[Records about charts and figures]
((
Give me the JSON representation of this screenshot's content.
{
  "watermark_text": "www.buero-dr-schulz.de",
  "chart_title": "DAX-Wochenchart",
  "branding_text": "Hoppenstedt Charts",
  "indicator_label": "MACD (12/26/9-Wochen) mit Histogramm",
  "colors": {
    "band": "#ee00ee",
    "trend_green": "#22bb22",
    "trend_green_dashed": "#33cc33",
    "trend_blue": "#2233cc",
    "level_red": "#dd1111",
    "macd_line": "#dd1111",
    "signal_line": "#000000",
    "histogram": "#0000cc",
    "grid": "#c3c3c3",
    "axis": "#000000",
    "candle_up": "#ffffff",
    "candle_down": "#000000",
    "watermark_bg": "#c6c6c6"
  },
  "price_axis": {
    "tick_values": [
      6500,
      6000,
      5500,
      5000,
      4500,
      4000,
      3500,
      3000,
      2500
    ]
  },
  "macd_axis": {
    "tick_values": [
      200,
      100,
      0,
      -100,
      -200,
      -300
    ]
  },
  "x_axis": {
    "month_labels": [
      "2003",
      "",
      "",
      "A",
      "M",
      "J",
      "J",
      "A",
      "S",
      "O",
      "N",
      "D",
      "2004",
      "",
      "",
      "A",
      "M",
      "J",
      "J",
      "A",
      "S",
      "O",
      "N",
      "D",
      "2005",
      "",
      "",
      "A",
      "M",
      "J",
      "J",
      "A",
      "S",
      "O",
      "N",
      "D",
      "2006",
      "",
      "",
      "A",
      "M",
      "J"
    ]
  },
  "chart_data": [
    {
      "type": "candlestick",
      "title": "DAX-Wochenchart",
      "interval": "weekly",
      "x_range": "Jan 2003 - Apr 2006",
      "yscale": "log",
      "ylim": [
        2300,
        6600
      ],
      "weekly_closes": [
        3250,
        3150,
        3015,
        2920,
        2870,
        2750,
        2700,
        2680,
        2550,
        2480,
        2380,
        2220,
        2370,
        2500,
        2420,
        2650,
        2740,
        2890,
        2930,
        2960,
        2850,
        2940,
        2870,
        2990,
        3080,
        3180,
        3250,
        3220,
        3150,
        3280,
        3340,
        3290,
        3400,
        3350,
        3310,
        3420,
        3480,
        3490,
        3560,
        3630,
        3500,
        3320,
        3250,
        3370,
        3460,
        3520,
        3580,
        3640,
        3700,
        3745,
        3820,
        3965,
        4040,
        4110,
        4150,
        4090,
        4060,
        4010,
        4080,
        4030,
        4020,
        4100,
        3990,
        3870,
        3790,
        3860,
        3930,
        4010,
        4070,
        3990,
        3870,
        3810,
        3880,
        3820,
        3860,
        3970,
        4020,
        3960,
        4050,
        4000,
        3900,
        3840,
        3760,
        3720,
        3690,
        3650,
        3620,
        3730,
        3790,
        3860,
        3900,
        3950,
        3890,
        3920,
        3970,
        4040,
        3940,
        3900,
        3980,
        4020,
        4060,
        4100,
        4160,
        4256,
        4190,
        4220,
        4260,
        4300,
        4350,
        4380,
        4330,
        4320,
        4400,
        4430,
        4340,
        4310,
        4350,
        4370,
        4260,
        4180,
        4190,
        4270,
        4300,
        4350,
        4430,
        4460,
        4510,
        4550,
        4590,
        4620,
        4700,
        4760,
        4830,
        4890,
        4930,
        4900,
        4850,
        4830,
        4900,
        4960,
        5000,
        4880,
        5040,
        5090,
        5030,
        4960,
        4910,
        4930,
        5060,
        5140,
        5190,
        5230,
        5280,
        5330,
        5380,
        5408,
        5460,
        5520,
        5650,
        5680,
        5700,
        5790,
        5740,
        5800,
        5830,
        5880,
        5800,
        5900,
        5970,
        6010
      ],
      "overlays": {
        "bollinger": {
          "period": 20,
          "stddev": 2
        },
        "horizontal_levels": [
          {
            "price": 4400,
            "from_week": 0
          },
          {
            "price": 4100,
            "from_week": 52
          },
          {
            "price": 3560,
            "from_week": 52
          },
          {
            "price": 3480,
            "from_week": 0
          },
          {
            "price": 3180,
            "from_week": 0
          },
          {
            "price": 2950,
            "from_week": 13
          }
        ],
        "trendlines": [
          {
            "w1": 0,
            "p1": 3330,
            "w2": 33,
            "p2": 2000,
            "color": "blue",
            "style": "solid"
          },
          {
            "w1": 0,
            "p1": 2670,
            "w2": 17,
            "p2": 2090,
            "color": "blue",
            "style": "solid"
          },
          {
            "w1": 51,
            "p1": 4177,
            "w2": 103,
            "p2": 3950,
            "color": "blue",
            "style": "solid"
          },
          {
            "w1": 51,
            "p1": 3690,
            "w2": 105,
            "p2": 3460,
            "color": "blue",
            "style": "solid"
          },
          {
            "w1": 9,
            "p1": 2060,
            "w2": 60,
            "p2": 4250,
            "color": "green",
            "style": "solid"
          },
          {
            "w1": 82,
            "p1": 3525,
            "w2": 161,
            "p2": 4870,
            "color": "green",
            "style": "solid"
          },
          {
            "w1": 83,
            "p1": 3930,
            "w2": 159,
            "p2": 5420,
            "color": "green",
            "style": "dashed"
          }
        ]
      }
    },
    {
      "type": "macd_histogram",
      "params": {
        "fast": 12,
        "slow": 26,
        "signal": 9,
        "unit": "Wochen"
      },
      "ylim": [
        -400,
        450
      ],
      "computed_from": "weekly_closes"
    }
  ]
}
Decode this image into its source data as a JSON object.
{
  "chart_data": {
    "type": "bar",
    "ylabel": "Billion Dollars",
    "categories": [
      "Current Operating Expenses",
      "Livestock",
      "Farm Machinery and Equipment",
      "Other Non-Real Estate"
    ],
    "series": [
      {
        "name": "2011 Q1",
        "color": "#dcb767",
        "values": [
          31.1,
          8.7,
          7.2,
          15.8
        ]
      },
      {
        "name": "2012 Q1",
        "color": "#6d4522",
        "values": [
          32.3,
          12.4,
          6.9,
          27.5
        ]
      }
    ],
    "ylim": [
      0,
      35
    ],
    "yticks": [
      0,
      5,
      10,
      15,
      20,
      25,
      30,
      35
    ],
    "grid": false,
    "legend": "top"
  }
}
))
**What you will do**
Print the records once more, exactly as they were given.

**Complete response**
Give me the JSON representation of this screenshot's content.
{
  "watermark_text": "www.buero-dr-schulz.de",
  "chart_title": "DAX-Wochenchart",
  "branding_text": "Hoppenstedt Charts",
  "indicator_label": "MACD (12/26/9-Wochen) mit Histogramm",
  "colors": {
    "band": "#ee00ee",
    "trend_green": "#22bb22",
    "trend_green_dashed": "#33cc33",
    "trend_blue": "#2233cc",
    "level_red": "#dd1111",
    "macd_line": "#dd1111",
    "signal_line": "#000000",
    "histogram": "#0000cc",
    "grid": "#c3c3c3",
    "axis": "#000000",
    "candle_up": "#ffffff",
    "candle_down": "#000000",
    "watermark_bg": "#c6c6c6"
  },
  "price_axis": {
    "tick_values": [
      6500,
      6000,
      5500,
      5000,
      4500,
      4000,
      3500,
      3000,
      2500
    ]
  },
  "macd_axis": {
    "tick_values": [
      200,
      100,
      0,
      -100,
      -200,
      -300
    ]
  },
  "x_axis": {
    "month_labels": [
      "2003",
      "",
      "",
      "A",
      "M",
      "J",
      "J",
      "A",
      "S",
      "O",
      "N",
      "D",
      "2004",
      "",
      "",
      "A",
      "M",
      "J",
      "J",
      "A",
      "S",
      "O",
      "N",
      "D",
      "2005",
      "",
      "",
      "A",
      "M",
      "J",
      "J",
      "A",
      "S",
      "O",
      "N",
      "D",
      "2006",
      "",
      "",
      "A",
      "M",
      "J"
    ]
  },
  "chart_data": [
    {
      "type": "candlestick",
      "title": "DAX-Wochenchart",
      "interval": "weekly",
      "x_range": "Jan 2003 - Apr 2006",
      "yscale": "log",
      "ylim": [
        2300,
        6600
      ],
      "weekly_closes": [
        3250,
        3150,
        3015,
        2920,
        2870,
        2750,
        2700,
        2680,
        2550,
        2480,
        2380,
        2220,
        2370,
        2500,
        2420,
        2650,
        2740,
        2890,
        2930,
        2960,
        2850,
        2940,
        2870,
        2990,
        3080,
        3180,
        3250,
        3220,
        3150,
        3280,
        3340,
        3290,
        3400,
        3350,
        3310,
        3420,
        3480,
        3490,
        3560,
        3630,
        3500,
        3320,
        3250,
        3370,
        3460,
        3520,
        3580,
        3640,
        3700,
        3745,
        3820,
        3965,
        4040,
        4110,
        4150,
        4090,
        4060,
        4010,
        4080,
        4030,
        4020,
        4100,
        3990,
        3870,
        3790,
        3860,
        3930,
        4010,
        4070,
        3990,
        3870,
        3810,
        3880,
        3820,
        3860,
        3970,
        4020,
        3960,
        4050,
        4000,
        3900,
        3840,
        3760,
        3720,
        3690,
        3650,
        3620,
        3730,
        3790,
        3860,
        3900,
        3950,
        3890,
        3920,
        3970,
        4040,
        3940,
        3900,
        3980,
        4020,
        4060,
        4100,
        4160,
        4256,
        4190,
        4220,
        4260,
        4300,
        4350,
        4380,
        4330,
        4320,
        4400,
        4430,
        4340,
        4310,
        4350,
        4370,
        4260,
        4180,
        4190,
        4270,
        4300,
        4350,
        4430,
        4460,
        4510,
        4550,
        4590,
        4620,
        4700,
        4760,
        4830,
        4890,
        4930,
        4900,
        4850,
        4830,
        4900,
        4960,
        5000,
        4880,
        5040,
        5090,
        5030,
        4960,
        4910,
        4930,
        5060,
        5140,
        5190,
        5230,
        5280,
        5330,
        5380,
        5408,
        5460,
        5520,
        5650,
        5680,
        5700,
        5790,
        5740,
        5800,
        5830,
        5880,
        5800,
        5900,
        5970,
        6010
      ],
      "overlays": {
        "bollinger": {
          "period": 20,
          "stddev": 2
        },
        "horizontal_levels": [
          {
            "price": 4400,
            "from_week": 0
          },
          {
            "price": 4100,
            "from_week": 52
          },
          {
            "price": 3560,
            "from_week": 52
          },
          {
            "price": 3480,
            "from_week": 0
          },
          {
            "price": 3180,
            "from_week": 0
          },
          {
            "price": 2950,
            "from_week": 13
          }
        ],
        "trendlines": [
          {
            "w1": 0,
            "p1": 3330,
            "w2": 33,
            "p2": 2000,
            "color": "blue",
            "style": "solid"
          },
          {
            "w1": 0,
            "p1": 2670,
            "w2": 17,
            "p2": 2090,
            "color": "blue",
            "style": "solid"
          },
          {
            "w1": 51,
            "p1": 4177,
            "w2": 103,
            "p2": 3950,
            "color": "blue",
            "style": "solid"
          },
          {
            "w1": 51,
            "p1": 3690,
            "w2": 105,
            "p2": 3460,
            "color": "blue",
            "style": "solid"
          },
          {
            "w1": 9,
            "p1": 2060,
            "w2": 60,
            "p2": 4250,
            "color": "green",
            "style": "solid"
          },
          {
            "w1": 82,
            "p1": 3525,
            "w2": 161,
            "p2": 4870,
            "color": "green",
            "style": "solid"
          },
          {
            "w1": 83,
            "p1": 3930,
            "w2": 159,
            "p2": 5420,
            "color": "green",
            "style": "dashed"
          }
        ]
      }
    },
    {
      "type": "macd_histogram",
      "params": {
        "fast": 12,
        "slow": 26,
        "signal": 9,
        "unit": "Wochen"
      },
      "ylim": [
        -400,
        450
      ],
      "computed_from": "weekly_closes"
    }
  ]
}
Decode this image into its source data as a JSON object.
{
  "chart_data": {
    "type": "bar",
    "ylabel": "Billion Dollars",
    "categories": [
      "Current Operating Expenses",
      "Livestock",
      "Farm Machinery and Equipment",
      "Other Non-Real Estate"
    ],
    "series": [
      {
        "name": "2011 Q1",
        "color": "#dcb767",
        "values": [
          31.1,
          8.7,
          7.2,
          15.8
        ]
      },
      {
        "name": "2012 Q1",
        "color": "#6d4522",
        "values": [
          32.3,
          12.4,
          6.9,
          27.5
        ]
      }
    ],
    "ylim": [
      0,
      35
    ],
    "yticks": [
      0,
      5,
      10,
      15,
      20,
      25,
      30,
      35
    ],
    "grid": false,
    "legend": "top"
  }
}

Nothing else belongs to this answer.